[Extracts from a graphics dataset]
━━━━━━━━━━

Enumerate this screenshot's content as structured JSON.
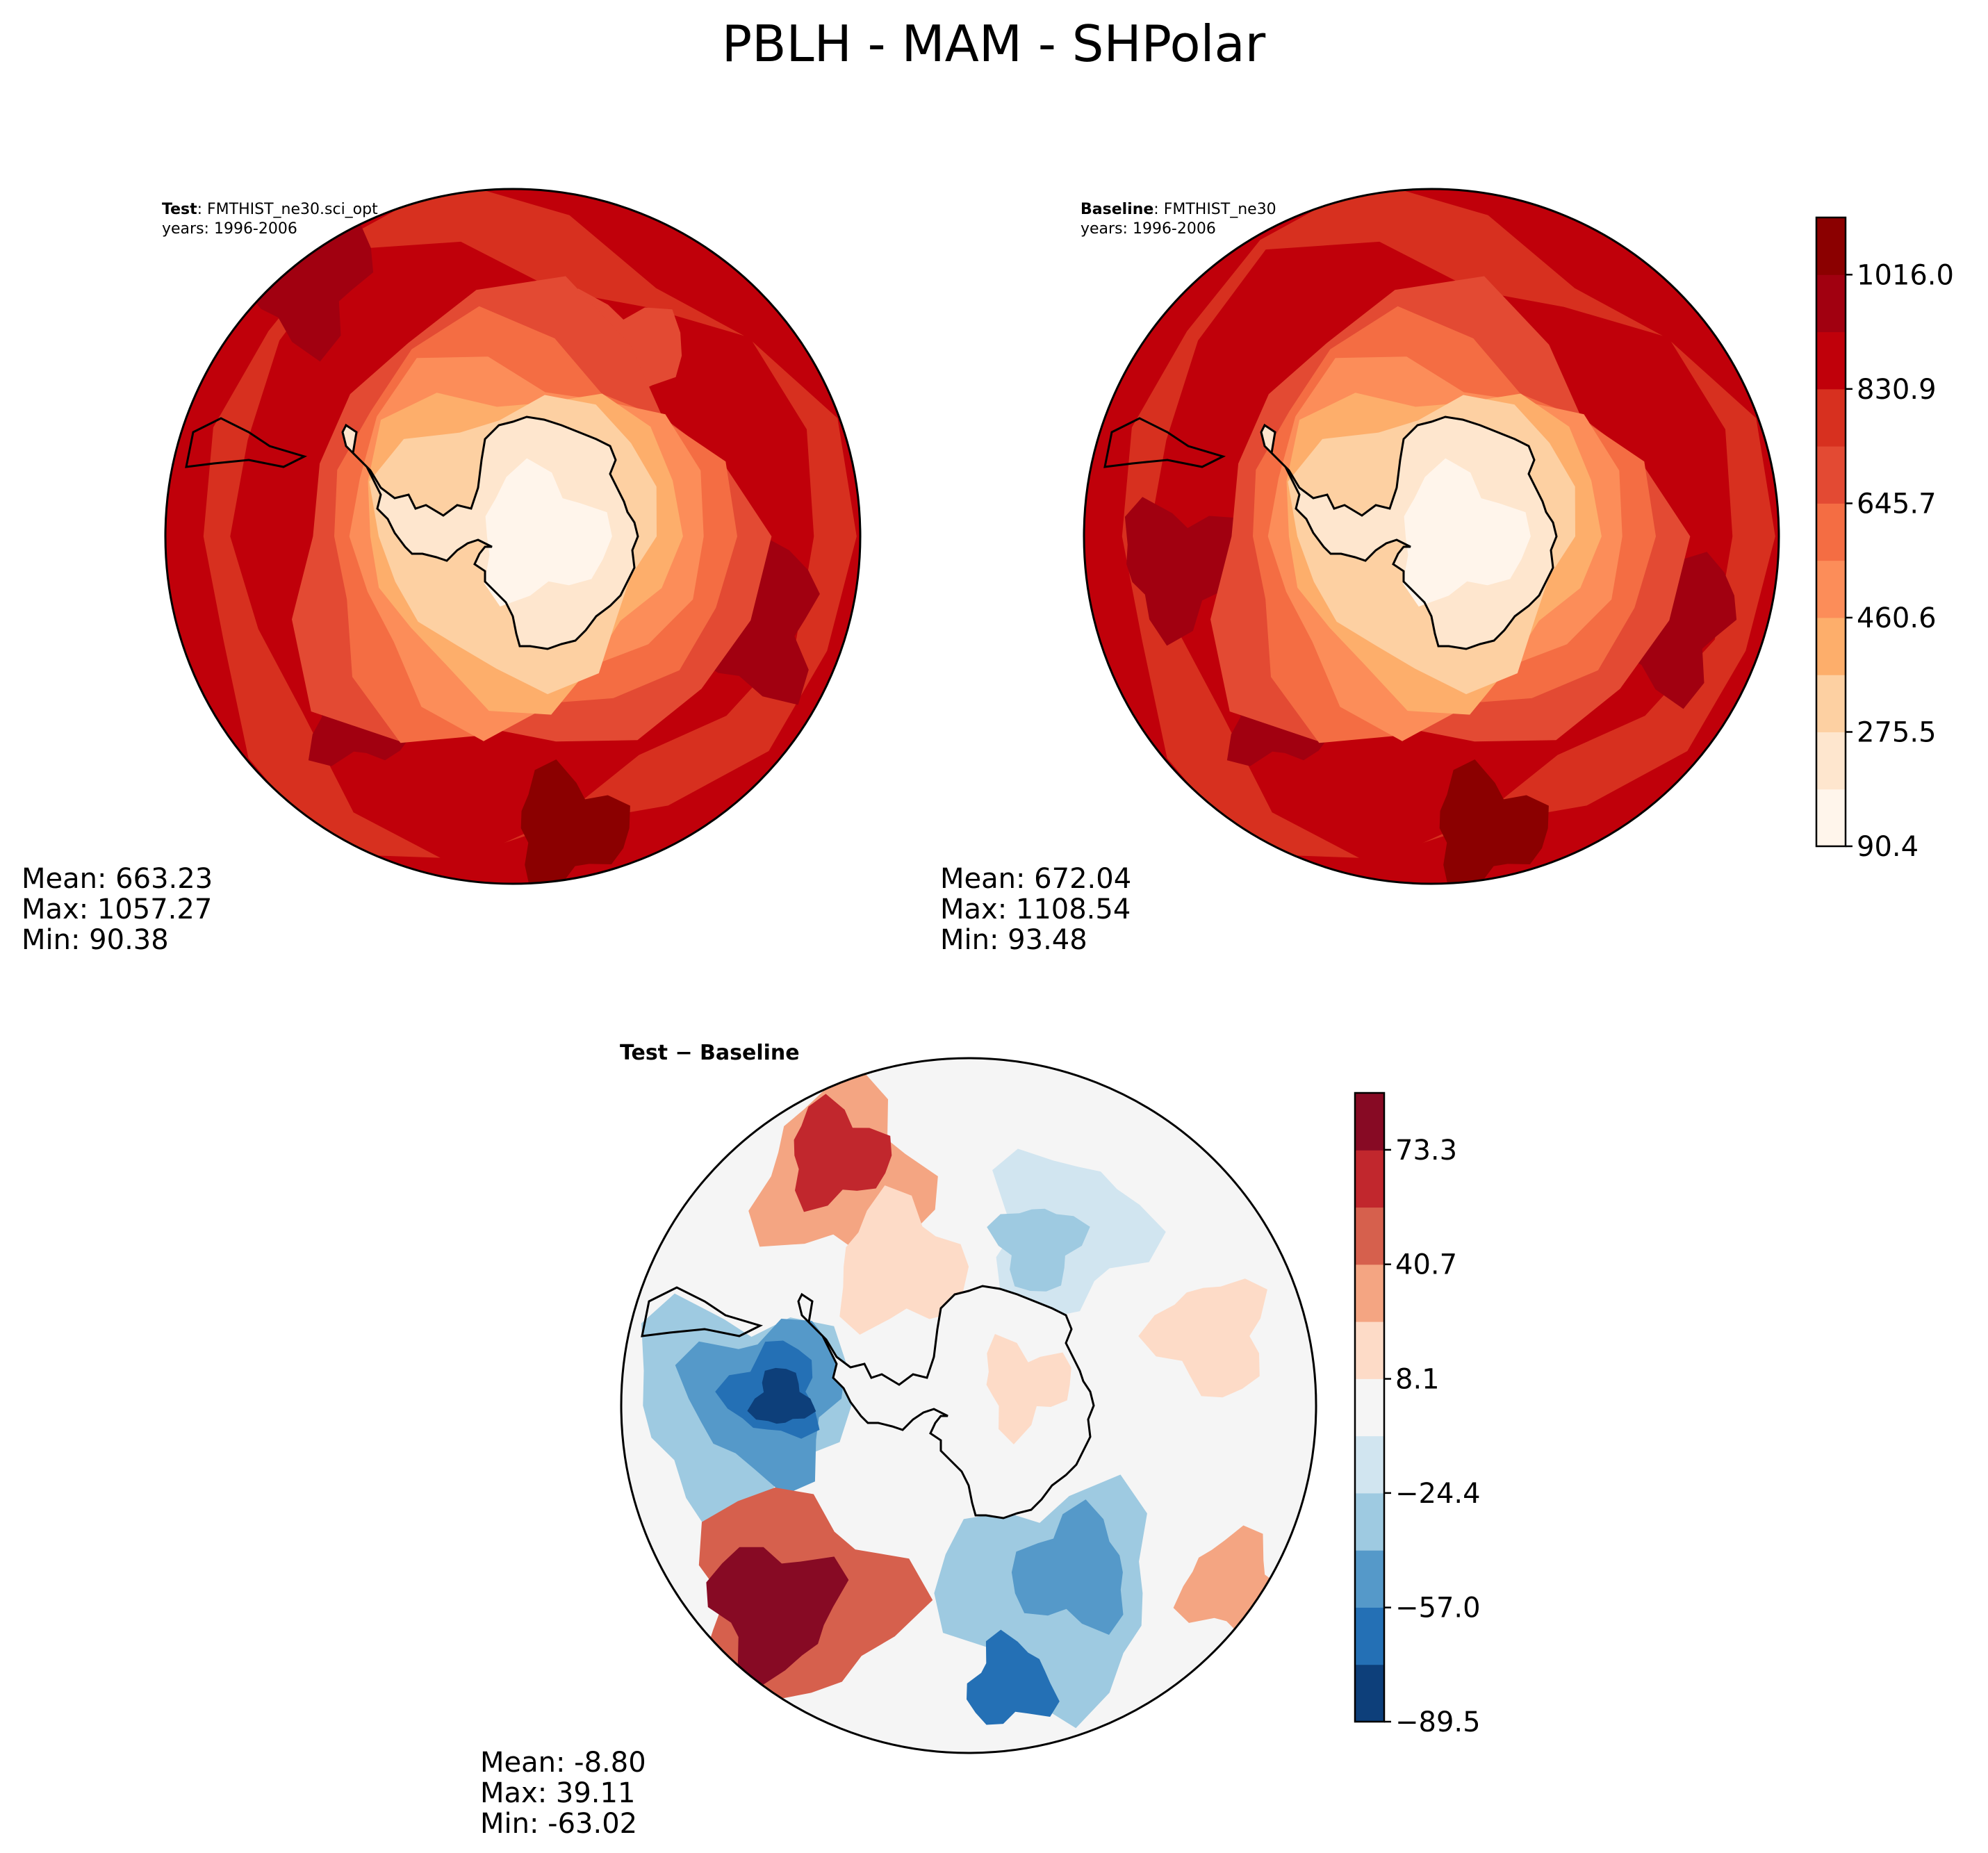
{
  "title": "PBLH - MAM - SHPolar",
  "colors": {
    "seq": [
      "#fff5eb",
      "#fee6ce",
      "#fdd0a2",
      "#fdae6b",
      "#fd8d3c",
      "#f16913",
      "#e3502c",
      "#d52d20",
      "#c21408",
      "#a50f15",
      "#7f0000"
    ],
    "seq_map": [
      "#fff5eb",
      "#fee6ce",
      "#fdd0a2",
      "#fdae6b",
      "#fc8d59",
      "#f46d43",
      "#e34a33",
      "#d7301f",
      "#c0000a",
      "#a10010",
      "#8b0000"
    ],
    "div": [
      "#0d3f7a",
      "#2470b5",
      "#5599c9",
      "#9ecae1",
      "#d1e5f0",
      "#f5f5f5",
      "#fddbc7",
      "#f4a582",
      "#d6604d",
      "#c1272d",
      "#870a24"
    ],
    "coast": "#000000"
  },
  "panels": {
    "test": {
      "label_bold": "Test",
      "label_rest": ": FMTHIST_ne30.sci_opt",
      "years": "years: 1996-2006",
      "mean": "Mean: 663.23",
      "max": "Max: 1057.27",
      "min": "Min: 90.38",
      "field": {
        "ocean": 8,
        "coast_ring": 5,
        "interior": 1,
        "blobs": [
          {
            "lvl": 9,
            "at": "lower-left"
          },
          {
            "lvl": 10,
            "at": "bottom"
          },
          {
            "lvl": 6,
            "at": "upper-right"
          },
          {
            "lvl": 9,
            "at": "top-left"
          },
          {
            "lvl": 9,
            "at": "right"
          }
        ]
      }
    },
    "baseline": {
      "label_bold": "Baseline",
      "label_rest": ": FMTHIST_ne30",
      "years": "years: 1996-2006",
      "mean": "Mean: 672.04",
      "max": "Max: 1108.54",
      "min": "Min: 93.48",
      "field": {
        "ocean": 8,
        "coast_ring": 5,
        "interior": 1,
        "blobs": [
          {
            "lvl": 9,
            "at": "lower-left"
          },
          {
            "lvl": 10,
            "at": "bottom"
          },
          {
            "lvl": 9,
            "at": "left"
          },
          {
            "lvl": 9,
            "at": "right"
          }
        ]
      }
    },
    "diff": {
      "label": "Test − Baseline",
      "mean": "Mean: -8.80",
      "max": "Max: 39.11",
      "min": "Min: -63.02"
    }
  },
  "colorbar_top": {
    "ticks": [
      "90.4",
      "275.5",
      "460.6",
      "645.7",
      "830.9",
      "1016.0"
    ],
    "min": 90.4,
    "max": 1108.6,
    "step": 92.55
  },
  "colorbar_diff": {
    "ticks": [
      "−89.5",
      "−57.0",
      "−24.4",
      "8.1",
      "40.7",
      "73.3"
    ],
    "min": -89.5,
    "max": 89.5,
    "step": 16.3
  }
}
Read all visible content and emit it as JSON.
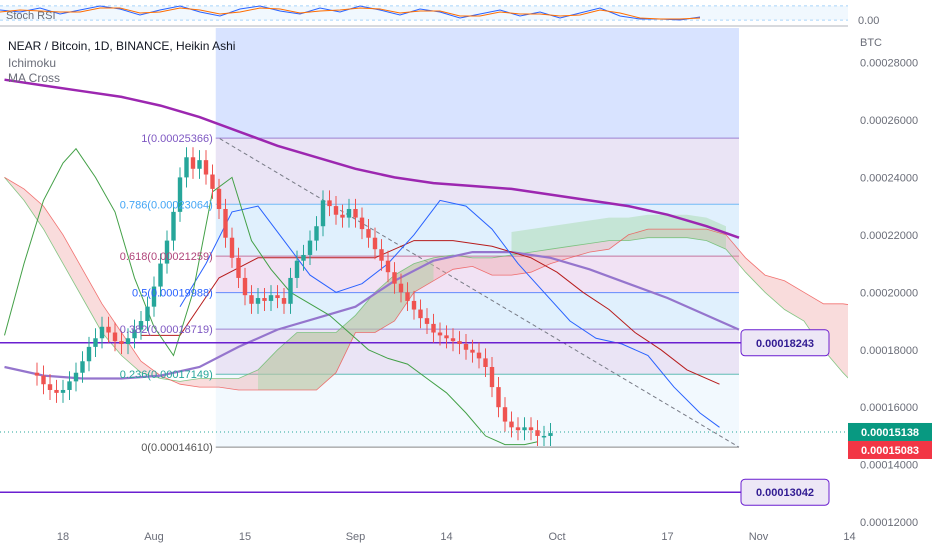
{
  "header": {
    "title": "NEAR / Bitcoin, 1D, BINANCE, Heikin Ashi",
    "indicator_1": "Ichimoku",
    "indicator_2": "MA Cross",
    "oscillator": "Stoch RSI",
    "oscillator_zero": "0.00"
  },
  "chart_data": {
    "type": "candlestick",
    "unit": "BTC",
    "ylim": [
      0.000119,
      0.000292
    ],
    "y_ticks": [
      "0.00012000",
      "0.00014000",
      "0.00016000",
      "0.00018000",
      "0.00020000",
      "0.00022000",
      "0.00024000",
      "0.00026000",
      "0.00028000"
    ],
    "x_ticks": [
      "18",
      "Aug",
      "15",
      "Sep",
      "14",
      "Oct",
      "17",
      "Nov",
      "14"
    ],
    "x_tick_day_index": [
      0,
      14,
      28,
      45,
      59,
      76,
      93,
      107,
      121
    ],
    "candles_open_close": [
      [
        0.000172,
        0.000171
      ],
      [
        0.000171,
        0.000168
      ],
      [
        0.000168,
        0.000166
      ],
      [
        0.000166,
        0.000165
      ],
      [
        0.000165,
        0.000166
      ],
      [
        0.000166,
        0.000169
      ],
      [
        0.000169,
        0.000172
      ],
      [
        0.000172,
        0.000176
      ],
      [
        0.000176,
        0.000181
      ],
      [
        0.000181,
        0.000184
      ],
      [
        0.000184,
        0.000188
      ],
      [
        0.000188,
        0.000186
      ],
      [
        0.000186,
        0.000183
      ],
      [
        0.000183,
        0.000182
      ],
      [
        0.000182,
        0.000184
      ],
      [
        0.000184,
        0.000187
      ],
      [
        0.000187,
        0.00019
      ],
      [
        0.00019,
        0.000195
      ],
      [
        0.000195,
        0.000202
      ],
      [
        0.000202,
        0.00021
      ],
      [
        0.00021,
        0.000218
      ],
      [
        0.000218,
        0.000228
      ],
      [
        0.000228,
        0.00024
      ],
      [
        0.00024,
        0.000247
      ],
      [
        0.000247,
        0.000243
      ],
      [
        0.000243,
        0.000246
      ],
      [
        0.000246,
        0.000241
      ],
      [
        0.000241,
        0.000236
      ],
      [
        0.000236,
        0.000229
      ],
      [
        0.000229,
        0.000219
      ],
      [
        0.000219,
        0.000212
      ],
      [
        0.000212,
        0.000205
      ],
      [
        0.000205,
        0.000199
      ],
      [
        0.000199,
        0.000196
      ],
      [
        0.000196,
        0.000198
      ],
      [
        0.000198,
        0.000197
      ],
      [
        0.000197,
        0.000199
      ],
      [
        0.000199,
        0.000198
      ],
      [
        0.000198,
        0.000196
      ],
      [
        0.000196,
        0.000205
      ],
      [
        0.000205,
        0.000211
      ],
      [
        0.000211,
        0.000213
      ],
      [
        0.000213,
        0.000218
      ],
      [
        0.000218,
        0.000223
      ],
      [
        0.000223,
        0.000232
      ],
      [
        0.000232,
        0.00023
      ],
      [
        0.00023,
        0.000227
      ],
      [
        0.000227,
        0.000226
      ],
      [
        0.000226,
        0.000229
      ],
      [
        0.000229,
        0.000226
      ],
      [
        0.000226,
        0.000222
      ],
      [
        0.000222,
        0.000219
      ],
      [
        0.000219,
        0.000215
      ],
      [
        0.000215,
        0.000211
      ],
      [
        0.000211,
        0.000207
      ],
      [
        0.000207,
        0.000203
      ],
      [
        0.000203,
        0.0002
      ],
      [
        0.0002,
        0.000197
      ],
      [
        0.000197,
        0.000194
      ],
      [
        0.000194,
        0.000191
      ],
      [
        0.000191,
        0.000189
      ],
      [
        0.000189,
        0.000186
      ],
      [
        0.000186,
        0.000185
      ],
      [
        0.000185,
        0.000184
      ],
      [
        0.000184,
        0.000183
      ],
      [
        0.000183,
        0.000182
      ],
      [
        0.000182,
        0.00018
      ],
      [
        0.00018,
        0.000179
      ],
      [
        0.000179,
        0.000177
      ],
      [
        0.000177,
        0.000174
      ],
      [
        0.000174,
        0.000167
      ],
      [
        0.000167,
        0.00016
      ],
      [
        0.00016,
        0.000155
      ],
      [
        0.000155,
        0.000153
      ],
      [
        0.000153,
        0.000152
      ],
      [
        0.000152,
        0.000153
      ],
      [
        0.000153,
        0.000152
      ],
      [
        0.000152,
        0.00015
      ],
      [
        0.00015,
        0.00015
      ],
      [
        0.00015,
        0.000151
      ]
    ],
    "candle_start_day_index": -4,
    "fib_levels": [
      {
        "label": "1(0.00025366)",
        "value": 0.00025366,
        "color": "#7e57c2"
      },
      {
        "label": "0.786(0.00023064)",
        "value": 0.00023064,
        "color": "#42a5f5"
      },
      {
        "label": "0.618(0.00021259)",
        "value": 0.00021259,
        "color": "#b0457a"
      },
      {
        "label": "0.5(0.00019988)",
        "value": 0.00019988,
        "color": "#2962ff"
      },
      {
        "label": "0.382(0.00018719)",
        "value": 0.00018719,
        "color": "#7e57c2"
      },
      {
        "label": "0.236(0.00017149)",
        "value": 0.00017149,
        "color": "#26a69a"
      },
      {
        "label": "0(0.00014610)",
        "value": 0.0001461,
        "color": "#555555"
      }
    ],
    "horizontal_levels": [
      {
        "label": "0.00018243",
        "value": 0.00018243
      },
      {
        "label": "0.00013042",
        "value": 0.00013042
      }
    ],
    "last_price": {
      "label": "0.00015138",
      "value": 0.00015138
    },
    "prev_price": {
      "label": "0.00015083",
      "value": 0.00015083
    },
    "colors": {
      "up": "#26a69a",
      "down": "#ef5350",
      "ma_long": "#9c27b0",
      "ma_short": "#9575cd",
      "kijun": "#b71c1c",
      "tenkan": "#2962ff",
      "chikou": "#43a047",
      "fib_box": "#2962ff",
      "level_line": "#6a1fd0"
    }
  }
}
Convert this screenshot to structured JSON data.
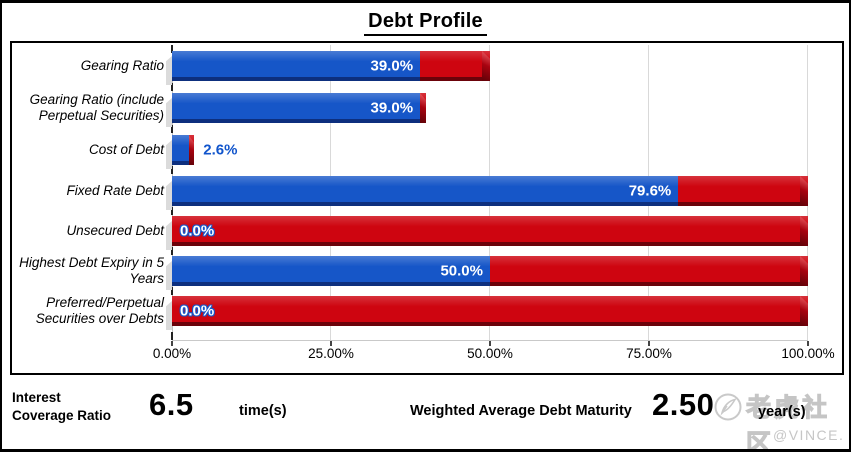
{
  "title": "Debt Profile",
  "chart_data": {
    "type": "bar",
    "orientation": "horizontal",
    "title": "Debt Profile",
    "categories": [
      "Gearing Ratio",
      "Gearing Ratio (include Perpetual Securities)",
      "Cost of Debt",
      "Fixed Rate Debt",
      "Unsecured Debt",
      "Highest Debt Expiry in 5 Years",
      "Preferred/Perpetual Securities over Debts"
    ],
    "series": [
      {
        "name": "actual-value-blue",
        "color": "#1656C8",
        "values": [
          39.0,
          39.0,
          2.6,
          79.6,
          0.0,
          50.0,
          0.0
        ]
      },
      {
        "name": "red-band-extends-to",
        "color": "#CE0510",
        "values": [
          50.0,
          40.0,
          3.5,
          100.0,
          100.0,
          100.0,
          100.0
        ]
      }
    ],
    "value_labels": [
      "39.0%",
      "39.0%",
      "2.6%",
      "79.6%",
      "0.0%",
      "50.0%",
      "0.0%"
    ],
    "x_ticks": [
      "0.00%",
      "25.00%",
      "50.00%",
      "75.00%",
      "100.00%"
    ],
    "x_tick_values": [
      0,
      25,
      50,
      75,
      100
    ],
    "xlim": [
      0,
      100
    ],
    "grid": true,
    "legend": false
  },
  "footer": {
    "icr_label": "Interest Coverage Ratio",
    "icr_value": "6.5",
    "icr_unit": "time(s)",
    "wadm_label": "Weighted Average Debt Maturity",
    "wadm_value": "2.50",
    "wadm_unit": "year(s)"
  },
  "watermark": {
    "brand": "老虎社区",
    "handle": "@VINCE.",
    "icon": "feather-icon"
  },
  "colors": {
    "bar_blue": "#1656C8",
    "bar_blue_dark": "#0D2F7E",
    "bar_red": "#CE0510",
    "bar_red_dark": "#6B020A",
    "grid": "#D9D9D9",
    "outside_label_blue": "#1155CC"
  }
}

━━━━━━━━━━

→ Exercise task
Only a number is needed: how many lines of the material above contain "mean"?

→ Finished exercise
3